◆ WHAT YOU NEED TO DO:
For each line of the data below that holds "herbalife", copy the line.

◆ DATA RECORDS:
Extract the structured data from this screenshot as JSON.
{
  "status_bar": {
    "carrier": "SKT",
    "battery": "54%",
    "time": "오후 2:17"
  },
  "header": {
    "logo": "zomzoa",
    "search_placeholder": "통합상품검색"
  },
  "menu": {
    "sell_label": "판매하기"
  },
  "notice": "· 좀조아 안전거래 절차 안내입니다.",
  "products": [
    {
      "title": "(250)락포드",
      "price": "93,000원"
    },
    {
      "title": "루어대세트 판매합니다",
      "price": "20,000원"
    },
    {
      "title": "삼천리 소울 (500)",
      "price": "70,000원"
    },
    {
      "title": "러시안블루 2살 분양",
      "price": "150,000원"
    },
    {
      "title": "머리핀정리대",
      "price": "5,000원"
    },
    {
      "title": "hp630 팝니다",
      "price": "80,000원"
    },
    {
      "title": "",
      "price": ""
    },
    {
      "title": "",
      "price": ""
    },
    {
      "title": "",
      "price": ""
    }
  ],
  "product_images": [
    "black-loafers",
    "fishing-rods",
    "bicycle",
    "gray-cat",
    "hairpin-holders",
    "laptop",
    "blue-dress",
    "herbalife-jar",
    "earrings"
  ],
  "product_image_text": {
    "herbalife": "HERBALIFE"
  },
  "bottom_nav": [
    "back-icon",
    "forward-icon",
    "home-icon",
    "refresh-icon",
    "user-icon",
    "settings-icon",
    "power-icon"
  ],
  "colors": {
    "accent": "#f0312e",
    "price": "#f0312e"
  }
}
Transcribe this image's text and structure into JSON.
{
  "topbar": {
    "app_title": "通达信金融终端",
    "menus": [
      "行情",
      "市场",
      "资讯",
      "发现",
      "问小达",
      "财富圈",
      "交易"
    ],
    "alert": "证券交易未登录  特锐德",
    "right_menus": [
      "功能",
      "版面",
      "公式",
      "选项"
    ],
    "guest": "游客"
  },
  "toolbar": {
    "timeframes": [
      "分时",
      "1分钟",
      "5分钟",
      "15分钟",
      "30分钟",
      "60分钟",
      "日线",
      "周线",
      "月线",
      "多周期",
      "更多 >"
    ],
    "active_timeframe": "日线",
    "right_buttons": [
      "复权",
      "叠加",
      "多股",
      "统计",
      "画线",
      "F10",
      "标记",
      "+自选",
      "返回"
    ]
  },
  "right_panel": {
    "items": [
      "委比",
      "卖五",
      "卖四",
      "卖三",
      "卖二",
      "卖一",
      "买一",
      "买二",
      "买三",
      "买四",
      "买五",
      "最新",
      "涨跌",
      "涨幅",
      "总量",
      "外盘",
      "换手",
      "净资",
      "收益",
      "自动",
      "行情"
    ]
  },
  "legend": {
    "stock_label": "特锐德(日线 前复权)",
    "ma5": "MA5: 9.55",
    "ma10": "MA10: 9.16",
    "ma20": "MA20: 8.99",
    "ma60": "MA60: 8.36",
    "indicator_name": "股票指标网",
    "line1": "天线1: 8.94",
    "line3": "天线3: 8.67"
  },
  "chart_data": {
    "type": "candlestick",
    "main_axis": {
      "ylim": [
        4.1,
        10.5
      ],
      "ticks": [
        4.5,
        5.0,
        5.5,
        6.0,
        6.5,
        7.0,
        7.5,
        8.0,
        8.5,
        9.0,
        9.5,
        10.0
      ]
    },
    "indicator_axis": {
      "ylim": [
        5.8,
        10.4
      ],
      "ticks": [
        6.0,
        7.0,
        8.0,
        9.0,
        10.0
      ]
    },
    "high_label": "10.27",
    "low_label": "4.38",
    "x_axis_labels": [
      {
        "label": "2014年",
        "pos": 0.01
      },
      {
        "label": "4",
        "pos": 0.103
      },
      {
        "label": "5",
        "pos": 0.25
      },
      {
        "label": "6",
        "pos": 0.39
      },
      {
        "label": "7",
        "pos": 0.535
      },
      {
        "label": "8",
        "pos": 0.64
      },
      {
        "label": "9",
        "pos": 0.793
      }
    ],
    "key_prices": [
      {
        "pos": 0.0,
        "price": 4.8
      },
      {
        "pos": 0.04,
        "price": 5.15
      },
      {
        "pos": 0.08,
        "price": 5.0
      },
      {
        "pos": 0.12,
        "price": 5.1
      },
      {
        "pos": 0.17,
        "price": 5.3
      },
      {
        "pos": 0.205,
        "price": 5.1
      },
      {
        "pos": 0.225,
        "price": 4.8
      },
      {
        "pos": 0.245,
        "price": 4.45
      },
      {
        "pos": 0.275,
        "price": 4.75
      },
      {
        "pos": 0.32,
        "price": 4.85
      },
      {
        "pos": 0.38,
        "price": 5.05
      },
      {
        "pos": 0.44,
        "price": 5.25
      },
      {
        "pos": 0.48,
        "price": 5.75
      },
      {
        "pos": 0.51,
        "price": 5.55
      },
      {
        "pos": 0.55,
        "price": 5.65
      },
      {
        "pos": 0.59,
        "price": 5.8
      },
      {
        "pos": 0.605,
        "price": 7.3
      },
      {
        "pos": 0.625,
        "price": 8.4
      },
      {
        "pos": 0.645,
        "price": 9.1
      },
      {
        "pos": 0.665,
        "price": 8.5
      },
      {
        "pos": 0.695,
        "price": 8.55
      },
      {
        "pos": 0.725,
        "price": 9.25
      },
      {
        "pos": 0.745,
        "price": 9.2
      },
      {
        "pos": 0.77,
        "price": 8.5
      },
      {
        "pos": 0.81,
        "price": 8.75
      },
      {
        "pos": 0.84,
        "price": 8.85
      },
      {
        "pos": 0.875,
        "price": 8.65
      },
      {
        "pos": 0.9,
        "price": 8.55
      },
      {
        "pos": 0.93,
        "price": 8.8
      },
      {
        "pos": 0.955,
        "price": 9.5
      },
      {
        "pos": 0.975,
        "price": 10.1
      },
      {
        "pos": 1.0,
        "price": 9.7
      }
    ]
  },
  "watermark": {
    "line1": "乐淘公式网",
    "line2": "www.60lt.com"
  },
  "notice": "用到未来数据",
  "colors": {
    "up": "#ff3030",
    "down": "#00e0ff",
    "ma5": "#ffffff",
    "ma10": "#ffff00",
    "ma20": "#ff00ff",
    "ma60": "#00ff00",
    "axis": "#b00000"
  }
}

◆ THE RESPONSE:
    "herbalife-jar",
    "herbalife": "HERBALIFE"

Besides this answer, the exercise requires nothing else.